__Work required__
Separate out the lines that hold "euros".

[Extracts from a graphics dataset]
..............................
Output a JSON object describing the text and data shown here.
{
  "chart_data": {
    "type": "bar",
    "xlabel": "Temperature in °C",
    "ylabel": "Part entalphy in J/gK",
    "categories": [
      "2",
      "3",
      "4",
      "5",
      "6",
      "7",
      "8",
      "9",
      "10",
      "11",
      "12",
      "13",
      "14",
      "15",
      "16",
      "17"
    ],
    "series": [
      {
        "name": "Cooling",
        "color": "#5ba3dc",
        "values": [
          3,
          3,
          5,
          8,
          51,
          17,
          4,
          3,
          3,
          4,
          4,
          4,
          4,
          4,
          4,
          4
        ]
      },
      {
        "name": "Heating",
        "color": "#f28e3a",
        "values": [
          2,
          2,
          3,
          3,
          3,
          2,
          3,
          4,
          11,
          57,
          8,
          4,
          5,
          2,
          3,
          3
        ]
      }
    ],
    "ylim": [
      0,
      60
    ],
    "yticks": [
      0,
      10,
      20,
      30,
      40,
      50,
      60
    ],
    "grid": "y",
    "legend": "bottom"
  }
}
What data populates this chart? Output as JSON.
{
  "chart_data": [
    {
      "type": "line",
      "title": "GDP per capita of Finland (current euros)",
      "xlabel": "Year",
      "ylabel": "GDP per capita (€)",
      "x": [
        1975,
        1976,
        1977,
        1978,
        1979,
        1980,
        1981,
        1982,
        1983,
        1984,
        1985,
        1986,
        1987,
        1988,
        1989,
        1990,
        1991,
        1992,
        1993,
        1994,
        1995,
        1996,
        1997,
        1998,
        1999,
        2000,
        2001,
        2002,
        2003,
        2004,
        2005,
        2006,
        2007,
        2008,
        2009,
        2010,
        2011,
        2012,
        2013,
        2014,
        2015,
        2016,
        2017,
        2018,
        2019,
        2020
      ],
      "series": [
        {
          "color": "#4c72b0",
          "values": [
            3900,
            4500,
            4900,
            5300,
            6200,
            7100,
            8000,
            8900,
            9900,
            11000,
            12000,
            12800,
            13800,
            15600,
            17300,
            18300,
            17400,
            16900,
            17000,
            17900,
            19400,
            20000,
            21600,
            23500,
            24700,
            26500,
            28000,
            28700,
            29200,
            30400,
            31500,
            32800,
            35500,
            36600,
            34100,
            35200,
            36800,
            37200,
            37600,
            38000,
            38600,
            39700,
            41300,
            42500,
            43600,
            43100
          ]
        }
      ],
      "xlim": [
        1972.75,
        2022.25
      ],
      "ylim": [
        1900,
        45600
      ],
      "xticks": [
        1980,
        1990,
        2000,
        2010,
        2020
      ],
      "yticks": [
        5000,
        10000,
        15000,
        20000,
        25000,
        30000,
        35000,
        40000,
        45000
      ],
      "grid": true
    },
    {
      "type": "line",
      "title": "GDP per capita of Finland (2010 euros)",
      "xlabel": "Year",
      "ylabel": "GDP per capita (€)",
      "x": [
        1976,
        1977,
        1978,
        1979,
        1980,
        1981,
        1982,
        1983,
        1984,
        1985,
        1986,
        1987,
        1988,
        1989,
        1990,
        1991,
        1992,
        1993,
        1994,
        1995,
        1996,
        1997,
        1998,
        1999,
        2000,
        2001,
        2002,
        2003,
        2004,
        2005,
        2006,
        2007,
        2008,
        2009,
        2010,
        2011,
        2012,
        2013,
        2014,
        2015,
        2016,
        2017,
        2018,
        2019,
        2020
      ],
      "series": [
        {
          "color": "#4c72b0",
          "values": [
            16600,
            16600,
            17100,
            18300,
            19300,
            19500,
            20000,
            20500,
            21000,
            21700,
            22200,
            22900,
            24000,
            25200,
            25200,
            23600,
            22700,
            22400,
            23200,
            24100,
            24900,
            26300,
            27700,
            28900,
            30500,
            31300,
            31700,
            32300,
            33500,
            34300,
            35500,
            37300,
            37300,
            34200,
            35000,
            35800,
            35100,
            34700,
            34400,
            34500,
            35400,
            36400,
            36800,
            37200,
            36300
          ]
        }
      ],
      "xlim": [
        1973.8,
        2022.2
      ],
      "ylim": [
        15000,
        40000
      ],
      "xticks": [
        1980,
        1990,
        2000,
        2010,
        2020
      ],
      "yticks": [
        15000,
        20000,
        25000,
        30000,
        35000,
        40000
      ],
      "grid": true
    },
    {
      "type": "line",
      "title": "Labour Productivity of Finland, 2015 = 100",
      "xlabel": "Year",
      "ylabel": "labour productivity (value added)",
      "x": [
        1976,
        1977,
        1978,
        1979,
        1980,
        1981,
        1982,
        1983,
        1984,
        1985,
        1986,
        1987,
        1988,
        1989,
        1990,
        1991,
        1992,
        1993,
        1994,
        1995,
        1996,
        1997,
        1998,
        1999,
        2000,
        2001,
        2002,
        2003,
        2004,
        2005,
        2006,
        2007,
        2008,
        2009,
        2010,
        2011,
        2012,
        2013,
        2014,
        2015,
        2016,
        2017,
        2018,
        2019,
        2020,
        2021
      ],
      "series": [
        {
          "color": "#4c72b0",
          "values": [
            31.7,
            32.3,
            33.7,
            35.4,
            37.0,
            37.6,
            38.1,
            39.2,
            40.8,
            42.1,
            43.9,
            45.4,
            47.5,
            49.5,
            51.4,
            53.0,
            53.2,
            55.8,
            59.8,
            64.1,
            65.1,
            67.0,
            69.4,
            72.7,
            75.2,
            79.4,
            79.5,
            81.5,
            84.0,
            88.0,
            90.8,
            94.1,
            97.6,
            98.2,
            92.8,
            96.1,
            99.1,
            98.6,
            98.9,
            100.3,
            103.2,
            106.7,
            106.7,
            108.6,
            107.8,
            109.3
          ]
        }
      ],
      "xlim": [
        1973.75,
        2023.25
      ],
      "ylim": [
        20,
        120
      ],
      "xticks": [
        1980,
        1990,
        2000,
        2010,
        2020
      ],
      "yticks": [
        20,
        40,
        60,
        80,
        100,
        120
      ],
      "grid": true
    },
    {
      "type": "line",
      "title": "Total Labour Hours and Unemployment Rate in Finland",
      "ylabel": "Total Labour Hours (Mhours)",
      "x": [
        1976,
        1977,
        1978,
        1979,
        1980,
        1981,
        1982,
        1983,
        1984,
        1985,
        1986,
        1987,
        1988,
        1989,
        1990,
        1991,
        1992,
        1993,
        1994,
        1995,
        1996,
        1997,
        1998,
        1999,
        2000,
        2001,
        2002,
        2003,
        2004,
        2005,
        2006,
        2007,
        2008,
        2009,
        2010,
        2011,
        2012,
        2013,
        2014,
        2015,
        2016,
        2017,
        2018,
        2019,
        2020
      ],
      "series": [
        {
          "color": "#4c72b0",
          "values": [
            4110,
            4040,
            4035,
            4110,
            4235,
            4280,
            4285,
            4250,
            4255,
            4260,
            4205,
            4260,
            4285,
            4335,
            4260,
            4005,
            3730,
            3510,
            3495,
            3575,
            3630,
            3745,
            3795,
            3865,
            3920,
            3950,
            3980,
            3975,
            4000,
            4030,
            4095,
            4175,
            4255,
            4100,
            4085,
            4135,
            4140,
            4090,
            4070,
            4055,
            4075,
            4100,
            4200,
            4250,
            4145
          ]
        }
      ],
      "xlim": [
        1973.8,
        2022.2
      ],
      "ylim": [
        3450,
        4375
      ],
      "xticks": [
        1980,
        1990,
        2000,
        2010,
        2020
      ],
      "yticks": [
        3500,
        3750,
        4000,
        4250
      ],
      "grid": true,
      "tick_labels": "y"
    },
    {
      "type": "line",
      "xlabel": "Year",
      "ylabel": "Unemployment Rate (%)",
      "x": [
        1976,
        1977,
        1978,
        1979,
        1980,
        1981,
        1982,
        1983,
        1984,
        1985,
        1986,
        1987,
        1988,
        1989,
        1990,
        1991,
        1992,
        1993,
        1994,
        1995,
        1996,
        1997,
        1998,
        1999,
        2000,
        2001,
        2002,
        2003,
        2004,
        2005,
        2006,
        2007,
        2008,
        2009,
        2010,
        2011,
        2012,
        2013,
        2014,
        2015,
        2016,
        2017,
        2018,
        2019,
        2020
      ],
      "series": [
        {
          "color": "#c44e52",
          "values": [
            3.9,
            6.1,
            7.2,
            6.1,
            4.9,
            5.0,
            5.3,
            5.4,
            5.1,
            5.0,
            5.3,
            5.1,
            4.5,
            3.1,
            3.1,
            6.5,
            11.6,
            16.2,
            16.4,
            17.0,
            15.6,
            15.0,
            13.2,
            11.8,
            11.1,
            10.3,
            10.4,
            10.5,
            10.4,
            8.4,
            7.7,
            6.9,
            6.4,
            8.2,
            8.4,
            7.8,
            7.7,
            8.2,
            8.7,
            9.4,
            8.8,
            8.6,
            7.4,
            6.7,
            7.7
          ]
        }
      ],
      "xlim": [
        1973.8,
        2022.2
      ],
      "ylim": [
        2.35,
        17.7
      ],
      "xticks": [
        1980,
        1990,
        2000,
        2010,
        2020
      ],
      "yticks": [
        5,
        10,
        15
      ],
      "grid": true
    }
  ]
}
..............................
__Solution below__
      "title": "GDP per capita of Finland (current euros)",
      "title": "GDP per capita of Finland (2010 euros)",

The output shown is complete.